Give all of the lines again exactly as they read.

╭─ DATA EXCERPTS

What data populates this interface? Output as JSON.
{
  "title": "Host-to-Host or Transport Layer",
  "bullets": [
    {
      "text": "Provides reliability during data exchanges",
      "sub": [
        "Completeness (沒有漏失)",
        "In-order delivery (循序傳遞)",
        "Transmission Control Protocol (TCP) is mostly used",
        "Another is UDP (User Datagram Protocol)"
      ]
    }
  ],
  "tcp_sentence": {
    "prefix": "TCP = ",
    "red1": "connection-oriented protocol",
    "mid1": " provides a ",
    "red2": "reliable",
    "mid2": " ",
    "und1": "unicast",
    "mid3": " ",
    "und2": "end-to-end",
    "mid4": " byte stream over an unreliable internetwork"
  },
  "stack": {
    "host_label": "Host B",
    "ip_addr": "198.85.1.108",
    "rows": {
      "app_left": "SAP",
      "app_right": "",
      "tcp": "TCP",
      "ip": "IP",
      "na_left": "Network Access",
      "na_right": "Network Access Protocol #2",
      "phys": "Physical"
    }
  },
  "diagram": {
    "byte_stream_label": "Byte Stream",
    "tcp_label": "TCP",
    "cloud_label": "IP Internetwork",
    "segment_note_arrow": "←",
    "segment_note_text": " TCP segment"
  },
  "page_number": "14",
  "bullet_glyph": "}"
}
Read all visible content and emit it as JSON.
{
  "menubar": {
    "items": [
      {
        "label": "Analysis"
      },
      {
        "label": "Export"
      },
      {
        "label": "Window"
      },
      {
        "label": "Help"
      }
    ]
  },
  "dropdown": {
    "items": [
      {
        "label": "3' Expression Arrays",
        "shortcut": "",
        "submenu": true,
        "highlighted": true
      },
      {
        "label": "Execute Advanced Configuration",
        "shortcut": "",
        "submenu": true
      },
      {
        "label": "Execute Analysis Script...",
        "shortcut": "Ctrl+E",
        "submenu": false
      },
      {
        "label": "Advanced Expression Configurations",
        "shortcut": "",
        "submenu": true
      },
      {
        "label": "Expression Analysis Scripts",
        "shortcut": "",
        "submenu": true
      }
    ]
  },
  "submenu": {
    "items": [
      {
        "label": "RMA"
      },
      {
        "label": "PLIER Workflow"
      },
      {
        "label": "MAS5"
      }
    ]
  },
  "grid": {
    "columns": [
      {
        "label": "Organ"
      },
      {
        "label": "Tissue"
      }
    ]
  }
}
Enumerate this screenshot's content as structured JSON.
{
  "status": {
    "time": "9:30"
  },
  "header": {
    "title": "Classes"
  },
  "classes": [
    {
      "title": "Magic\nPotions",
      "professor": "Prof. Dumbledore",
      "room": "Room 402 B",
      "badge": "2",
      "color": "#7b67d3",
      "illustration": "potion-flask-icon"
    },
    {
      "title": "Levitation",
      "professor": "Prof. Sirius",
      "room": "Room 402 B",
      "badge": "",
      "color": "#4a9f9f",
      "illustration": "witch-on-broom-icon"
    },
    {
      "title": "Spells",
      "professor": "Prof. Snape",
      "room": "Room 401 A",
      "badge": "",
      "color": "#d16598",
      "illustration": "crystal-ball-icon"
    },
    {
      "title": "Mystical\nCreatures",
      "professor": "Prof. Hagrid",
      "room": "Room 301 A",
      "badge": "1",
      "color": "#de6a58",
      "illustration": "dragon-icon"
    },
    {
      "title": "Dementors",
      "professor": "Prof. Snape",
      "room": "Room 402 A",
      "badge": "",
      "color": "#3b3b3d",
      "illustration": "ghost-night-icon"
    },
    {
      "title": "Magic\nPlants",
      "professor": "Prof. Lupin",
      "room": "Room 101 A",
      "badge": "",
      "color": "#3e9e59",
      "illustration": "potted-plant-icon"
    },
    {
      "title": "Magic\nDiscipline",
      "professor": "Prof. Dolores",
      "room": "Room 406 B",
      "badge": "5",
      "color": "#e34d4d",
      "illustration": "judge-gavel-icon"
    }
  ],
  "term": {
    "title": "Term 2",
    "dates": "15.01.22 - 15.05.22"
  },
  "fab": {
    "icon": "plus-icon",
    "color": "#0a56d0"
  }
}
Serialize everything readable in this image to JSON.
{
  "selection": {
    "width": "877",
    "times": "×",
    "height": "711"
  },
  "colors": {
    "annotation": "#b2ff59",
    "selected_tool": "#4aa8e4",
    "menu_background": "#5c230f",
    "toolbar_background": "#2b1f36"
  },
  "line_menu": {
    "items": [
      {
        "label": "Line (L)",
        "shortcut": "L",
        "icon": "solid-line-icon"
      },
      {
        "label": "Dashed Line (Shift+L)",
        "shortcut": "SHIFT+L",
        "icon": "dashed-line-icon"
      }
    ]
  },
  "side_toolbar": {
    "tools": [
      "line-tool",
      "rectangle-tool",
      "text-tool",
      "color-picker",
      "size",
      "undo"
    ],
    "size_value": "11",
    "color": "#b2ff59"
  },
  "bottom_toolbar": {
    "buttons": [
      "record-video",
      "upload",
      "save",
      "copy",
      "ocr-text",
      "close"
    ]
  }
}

╰─

__REPLY TO THE TASK__:
What data populates this interface? Output as JSON.
{
  "title": "Host-to-Host or Transport Layer",
  "bullets": [
    {
      "text": "Provides reliability during data exchanges",
      "sub": [
        "Completeness (沒有漏失)",
        "In-order delivery (循序傳遞)",
        "Transmission Control Protocol (TCP) is mostly used",
        "Another is UDP (User Datagram Protocol)"
      ]
    }
  ],
  "tcp_sentence": {
    "prefix": "TCP = ",
    "red1": "connection-oriented protocol",
    "mid1": " provides a ",
    "red2": "reliable",
    "mid2": " ",
    "und1": "unicast",
    "mid3": " ",
    "und2": "end-to-end",
    "mid4": " byte stream over an unreliable internetwork"
  },
  "stack": {
    "host_label": "Host B",
    "ip_addr": "198.85.1.108",
    "rows": {
      "app_left": "SAP",
      "app_right": "",
      "tcp": "TCP",
      "ip": "IP",
      "na_left": "Network Access",
      "na_right": "Network Access Protocol #2",
      "phys": "Physical"
    }
  },
  "diagram": {
    "byte_stream_label": "Byte Stream",
    "tcp_label": "TCP",
    "cloud_label": "IP Internetwork",
    "segment_note_arrow": "←",
    "segment_note_text": " TCP segment"
  },
  "page_number": "14",
  "bullet_glyph": "}"
}
Read all visible content and emit it as JSON.
{
  "menubar": {
    "items": [
      {
        "label": "Analysis"
      },
      {
        "label": "Export"
      },
      {
        "label": "Window"
      },
      {
        "label": "Help"
      }
    ]
  },
  "dropdown": {
    "items": [
      {
        "label": "3' Expression Arrays",
        "shortcut": "",
        "submenu": true,
        "highlighted": true
      },
      {
        "label": "Execute Advanced Configuration",
        "shortcut": "",
        "submenu": true
      },
      {
        "label": "Execute Analysis Script...",
        "shortcut": "Ctrl+E",
        "submenu": false
      },
      {
        "label": "Advanced Expression Configurations",
        "shortcut": "",
        "submenu": true
      },
      {
        "label": "Expression Analysis Scripts",
        "shortcut": "",
        "submenu": true
      }
    ]
  },
  "submenu": {
    "items": [
      {
        "label": "RMA"
      },
      {
        "label": "PLIER Workflow"
      },
      {
        "label": "MAS5"
      }
    ]
  },
  "grid": {
    "columns": [
      {
        "label": "Organ"
      },
      {
        "label": "Tissue"
      }
    ]
  }
}
Enumerate this screenshot's content as structured JSON.
{
  "status": {
    "time": "9:30"
  },
  "header": {
    "title": "Classes"
  },
  "classes": [
    {
      "title": "Magic\nPotions",
      "professor": "Prof. Dumbledore",
      "room": "Room 402 B",
      "badge": "2",
      "color": "#7b67d3",
      "illustration": "potion-flask-icon"
    },
    {
      "title": "Levitation",
      "professor": "Prof. Sirius",
      "room": "Room 402 B",
      "badge": "",
      "color": "#4a9f9f",
      "illustration": "witch-on-broom-icon"
    },
    {
      "title": "Spells",
      "professor": "Prof. Snape",
      "room": "Room 401 A",
      "badge": "",
      "color": "#d16598",
      "illustration": "crystal-ball-icon"
    },
    {
      "title": "Mystical\nCreatures",
      "professor": "Prof. Hagrid",
      "room": "Room 301 A",
      "badge": "1",
      "color": "#de6a58",
      "illustration": "dragon-icon"
    },
    {
      "title": "Dementors",
      "professor": "Prof. Snape",
      "room": "Room 402 A",
      "badge": "",
      "color": "#3b3b3d",
      "illustration": "ghost-night-icon"
    },
    {
      "title": "Magic\nPlants",
      "professor": "Prof. Lupin",
      "room": "Room 101 A",
      "badge": "",
      "color": "#3e9e59",
      "illustration": "potted-plant-icon"
    },
    {
      "title": "Magic\nDiscipline",
      "professor": "Prof. Dolores",
      "room": "Room 406 B",
      "badge": "5",
      "color": "#e34d4d",
      "illustration": "judge-gavel-icon"
    }
  ],
  "term": {
    "title": "Term 2",
    "dates": "15.01.22 - 15.05.22"
  },
  "fab": {
    "icon": "plus-icon",
    "color": "#0a56d0"
  }
}
Serialize everything readable in this image to JSON.
{
  "selection": {
    "width": "877",
    "times": "×",
    "height": "711"
  },
  "colors": {
    "annotation": "#b2ff59",
    "selected_tool": "#4aa8e4",
    "menu_background": "#5c230f",
    "toolbar_background": "#2b1f36"
  },
  "line_menu": {
    "items": [
      {
        "label": "Line (L)",
        "shortcut": "L",
        "icon": "solid-line-icon"
      },
      {
        "label": "Dashed Line (Shift+L)",
        "shortcut": "SHIFT+L",
        "icon": "dashed-line-icon"
      }
    ]
  },
  "side_toolbar": {
    "tools": [
      "line-tool",
      "rectangle-tool",
      "text-tool",
      "color-picker",
      "size",
      "undo"
    ],
    "size_value": "11",
    "color": "#b2ff59"
  },
  "bottom_toolbar": {
    "buttons": [
      "record-video",
      "upload",
      "save",
      "copy",
      "ocr-text",
      "close"
    ]
  }
}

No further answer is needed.